Print the entries that appear below, exactly as written and without their pictures.

[begin Entries provided]

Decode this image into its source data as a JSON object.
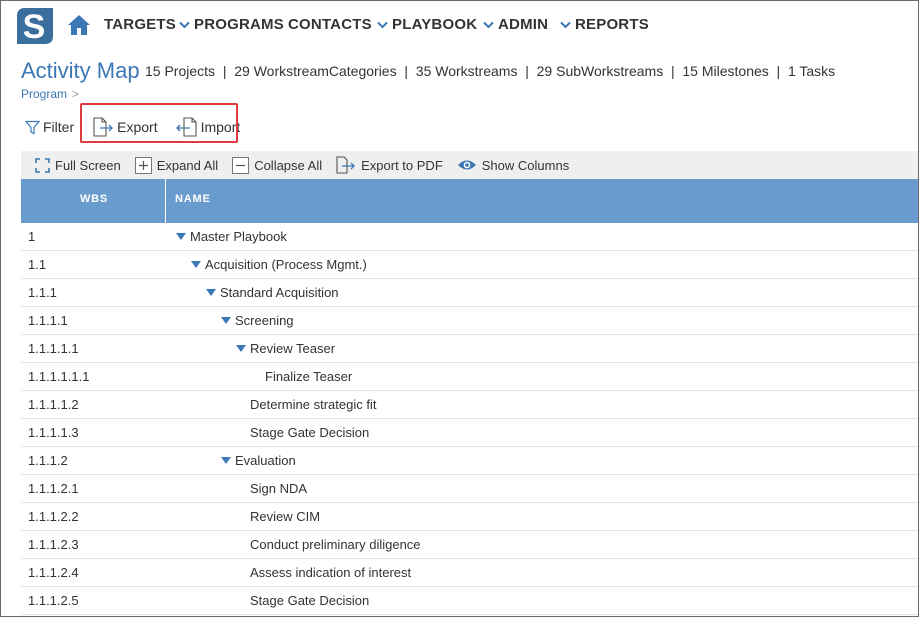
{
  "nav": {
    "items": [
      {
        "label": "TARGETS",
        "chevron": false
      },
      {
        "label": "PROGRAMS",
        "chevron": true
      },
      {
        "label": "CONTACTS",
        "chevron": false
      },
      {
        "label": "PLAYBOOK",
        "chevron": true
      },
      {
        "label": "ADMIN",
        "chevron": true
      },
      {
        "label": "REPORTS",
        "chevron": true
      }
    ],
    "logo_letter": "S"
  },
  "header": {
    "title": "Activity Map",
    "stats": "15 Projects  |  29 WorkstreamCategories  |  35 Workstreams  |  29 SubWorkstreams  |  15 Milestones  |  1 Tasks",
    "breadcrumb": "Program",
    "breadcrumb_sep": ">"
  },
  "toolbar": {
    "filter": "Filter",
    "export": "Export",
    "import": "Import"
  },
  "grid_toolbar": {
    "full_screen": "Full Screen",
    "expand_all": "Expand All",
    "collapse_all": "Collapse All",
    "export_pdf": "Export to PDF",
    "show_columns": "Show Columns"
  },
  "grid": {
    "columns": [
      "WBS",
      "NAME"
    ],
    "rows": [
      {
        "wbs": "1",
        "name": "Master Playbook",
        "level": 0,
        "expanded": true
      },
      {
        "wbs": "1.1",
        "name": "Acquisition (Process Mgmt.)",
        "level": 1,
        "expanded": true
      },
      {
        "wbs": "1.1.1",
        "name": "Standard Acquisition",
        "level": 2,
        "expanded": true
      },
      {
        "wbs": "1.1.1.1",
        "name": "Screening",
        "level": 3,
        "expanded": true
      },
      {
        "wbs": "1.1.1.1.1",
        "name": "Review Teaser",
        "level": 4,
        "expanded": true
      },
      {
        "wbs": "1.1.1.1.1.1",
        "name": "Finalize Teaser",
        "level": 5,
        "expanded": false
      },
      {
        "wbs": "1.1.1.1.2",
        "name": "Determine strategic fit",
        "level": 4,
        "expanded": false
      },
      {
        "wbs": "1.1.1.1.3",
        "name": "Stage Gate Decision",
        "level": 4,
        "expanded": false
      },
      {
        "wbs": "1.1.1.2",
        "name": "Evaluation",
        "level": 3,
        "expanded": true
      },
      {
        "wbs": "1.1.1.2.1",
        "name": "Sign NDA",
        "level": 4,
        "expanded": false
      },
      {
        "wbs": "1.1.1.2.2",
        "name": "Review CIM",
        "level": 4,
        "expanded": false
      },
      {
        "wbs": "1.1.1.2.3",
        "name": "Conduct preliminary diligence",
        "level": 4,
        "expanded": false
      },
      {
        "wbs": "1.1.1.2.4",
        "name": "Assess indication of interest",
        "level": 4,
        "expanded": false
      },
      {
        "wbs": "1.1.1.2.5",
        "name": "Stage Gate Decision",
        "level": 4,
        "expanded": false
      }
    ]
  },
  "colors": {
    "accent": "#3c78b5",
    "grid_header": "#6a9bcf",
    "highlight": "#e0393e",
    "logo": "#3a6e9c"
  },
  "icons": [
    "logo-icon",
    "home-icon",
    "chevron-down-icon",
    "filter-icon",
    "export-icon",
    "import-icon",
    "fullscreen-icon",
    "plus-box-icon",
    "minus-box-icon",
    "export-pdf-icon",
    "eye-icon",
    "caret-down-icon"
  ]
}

[end Entries provided]

[Full answer]
Decode this image into its source data as a JSON object.
{
  "nav": {
    "items": [
      {
        "label": "TARGETS",
        "chevron": false
      },
      {
        "label": "PROGRAMS",
        "chevron": true
      },
      {
        "label": "CONTACTS",
        "chevron": false
      },
      {
        "label": "PLAYBOOK",
        "chevron": true
      },
      {
        "label": "ADMIN",
        "chevron": true
      },
      {
        "label": "REPORTS",
        "chevron": true
      }
    ],
    "logo_letter": "S"
  },
  "header": {
    "title": "Activity Map",
    "stats": "15 Projects  |  29 WorkstreamCategories  |  35 Workstreams  |  29 SubWorkstreams  |  15 Milestones  |  1 Tasks",
    "breadcrumb": "Program",
    "breadcrumb_sep": ">"
  },
  "toolbar": {
    "filter": "Filter",
    "export": "Export",
    "import": "Import"
  },
  "grid_toolbar": {
    "full_screen": "Full Screen",
    "expand_all": "Expand All",
    "collapse_all": "Collapse All",
    "export_pdf": "Export to PDF",
    "show_columns": "Show Columns"
  },
  "grid": {
    "columns": [
      "WBS",
      "NAME"
    ],
    "rows": [
      {
        "wbs": "1",
        "name": "Master Playbook",
        "level": 0,
        "expanded": true
      },
      {
        "wbs": "1.1",
        "name": "Acquisition (Process Mgmt.)",
        "level": 1,
        "expanded": true
      },
      {
        "wbs": "1.1.1",
        "name": "Standard Acquisition",
        "level": 2,
        "expanded": true
      },
      {
        "wbs": "1.1.1.1",
        "name": "Screening",
        "level": 3,
        "expanded": true
      },
      {
        "wbs": "1.1.1.1.1",
        "name": "Review Teaser",
        "level": 4,
        "expanded": true
      },
      {
        "wbs": "1.1.1.1.1.1",
        "name": "Finalize Teaser",
        "level": 5,
        "expanded": false
      },
      {
        "wbs": "1.1.1.1.2",
        "name": "Determine strategic fit",
        "level": 4,
        "expanded": false
      },
      {
        "wbs": "1.1.1.1.3",
        "name": "Stage Gate Decision",
        "level": 4,
        "expanded": false
      },
      {
        "wbs": "1.1.1.2",
        "name": "Evaluation",
        "level": 3,
        "expanded": true
      },
      {
        "wbs": "1.1.1.2.1",
        "name": "Sign NDA",
        "level": 4,
        "expanded": false
      },
      {
        "wbs": "1.1.1.2.2",
        "name": "Review CIM",
        "level": 4,
        "expanded": false
      },
      {
        "wbs": "1.1.1.2.3",
        "name": "Conduct preliminary diligence",
        "level": 4,
        "expanded": false
      },
      {
        "wbs": "1.1.1.2.4",
        "name": "Assess indication of interest",
        "level": 4,
        "expanded": false
      },
      {
        "wbs": "1.1.1.2.5",
        "name": "Stage Gate Decision",
        "level": 4,
        "expanded": false
      }
    ]
  },
  "colors": {
    "accent": "#3c78b5",
    "grid_header": "#6a9bcf",
    "highlight": "#e0393e",
    "logo": "#3a6e9c"
  },
  "icons": [
    "logo-icon",
    "home-icon",
    "chevron-down-icon",
    "filter-icon",
    "export-icon",
    "import-icon",
    "fullscreen-icon",
    "plus-box-icon",
    "minus-box-icon",
    "export-pdf-icon",
    "eye-icon",
    "caret-down-icon"
  ]
}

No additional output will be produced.